§ **WORK TO DO**
Continue the article below about the Google doodle honoring Octavia E. Butler, starting after its final line.

§ **SOURCE DOCUMENT**
* Start *

Google doodle honors science fiction writer Octavia E. Butler
Google's logo represents a woman who used her social anxiety to write beautiful science fiction.
Science fiction writer Octavia E. Butler has been recognized on the Google home page in the United States on what would have been her 71st birthday. Over her almost 40-year writing career, she won countless awards for her work in science fiction, including the Hugo and Nebula awards, and she was the first science fiction writer to receive a MacArthur Fellowship.
She fought depression and other illnesses, and according to Google, that was where she found her strength. Google said her “extreme shyness, tall build, and mild dyslexia all contributed to young Butler’s social anxiety, which led to her spending a significant amount of time in the local library.” It was in the local library where she found a passion for writing about science fiction.
She died at the young age of 58 on February 24, 2006, in Lake Forest Park, Washington.
Here is the list of awards she won:
- 2012: Solstice Award
- 2010: Inducted by the Science Fiction Hall of Fame
- 2005: Langston Hughes Medal of The City College
- 2000: Lifetime Achievement Award in Writing from the PEN American Center
- 1999: James Tiptree Jr Memorial Award Shortlist — “Parable of the Talents”

* End *

§ **A block of data**

* Start *

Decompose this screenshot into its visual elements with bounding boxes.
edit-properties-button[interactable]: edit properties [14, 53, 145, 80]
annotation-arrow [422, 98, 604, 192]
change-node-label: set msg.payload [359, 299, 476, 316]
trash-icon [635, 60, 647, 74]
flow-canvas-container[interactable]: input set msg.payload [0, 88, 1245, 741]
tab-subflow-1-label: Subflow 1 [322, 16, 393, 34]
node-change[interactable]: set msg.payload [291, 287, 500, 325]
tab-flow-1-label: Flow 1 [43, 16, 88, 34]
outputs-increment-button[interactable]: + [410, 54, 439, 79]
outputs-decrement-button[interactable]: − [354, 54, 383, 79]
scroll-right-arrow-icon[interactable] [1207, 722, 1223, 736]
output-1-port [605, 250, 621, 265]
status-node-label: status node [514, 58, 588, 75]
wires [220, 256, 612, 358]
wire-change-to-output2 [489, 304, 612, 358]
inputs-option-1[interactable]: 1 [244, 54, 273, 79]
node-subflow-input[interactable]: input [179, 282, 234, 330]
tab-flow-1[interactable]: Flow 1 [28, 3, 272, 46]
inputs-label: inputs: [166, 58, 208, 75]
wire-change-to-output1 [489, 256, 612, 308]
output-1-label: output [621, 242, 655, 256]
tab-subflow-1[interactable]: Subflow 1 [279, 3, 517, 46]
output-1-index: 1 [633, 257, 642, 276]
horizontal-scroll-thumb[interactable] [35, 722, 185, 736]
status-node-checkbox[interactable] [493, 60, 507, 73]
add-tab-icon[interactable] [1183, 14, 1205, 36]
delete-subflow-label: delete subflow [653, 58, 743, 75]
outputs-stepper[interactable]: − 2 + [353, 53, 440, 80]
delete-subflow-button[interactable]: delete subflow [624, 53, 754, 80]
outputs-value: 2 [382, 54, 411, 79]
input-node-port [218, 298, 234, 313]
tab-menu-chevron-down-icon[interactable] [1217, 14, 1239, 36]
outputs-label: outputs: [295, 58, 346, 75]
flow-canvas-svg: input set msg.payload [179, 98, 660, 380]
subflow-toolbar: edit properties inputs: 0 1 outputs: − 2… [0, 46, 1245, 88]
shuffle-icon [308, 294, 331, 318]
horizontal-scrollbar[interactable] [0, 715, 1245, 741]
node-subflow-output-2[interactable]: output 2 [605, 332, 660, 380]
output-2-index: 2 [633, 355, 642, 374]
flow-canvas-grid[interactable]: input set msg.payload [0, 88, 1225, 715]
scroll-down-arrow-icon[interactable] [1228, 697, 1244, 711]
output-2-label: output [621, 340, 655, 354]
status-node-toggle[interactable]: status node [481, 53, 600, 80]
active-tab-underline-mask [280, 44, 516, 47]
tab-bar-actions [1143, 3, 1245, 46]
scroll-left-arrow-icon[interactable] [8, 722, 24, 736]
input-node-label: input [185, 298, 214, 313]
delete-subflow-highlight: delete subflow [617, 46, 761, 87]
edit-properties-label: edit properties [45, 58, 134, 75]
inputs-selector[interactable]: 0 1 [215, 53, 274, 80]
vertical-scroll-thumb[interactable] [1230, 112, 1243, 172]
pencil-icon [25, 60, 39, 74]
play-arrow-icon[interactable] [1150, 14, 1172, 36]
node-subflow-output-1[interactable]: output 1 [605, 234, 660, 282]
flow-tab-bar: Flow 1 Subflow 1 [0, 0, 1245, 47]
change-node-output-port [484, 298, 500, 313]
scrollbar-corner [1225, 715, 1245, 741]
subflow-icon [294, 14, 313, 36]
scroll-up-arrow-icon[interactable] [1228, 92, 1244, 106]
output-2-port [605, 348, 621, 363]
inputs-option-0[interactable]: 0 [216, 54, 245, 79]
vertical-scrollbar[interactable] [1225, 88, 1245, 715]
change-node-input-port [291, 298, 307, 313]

* End *

§ **TASK OUTPUT**
- Arthur C. Clarke Award Shortlist — “Parable of the Talents”
- 1999: Nebula Award for Best Novel — “Parable of the Talents”
- 1999: Los Angeles Times Bestseller — “Parable of the Talents”
- 1998: Publishers Weekly Best ’98 Books — “Parable of the Talents”
- 1995: John D. and Catherine T. MacArthur Foundation “Genius” Grant
- 1995: “Bloodchild,” a New York Times Notable Book
- 1988: Science Fiction Chronicle Award for Best Novelette — “The Evening and the Morning and the Night”
- 1985: Locus Award for Best Novelette — “Bloodchild”
- 1985: Hugo Award for Best Novelette — “Bloodchild”
- 1985: Science Fiction Chronicle Award for Best Novelette — “Bloodchild”
- 1984: Nebula Award for Best Novelette — “Bloodchild”
- 1984: Hugo Award for Best Short Story — “Speech Sounds”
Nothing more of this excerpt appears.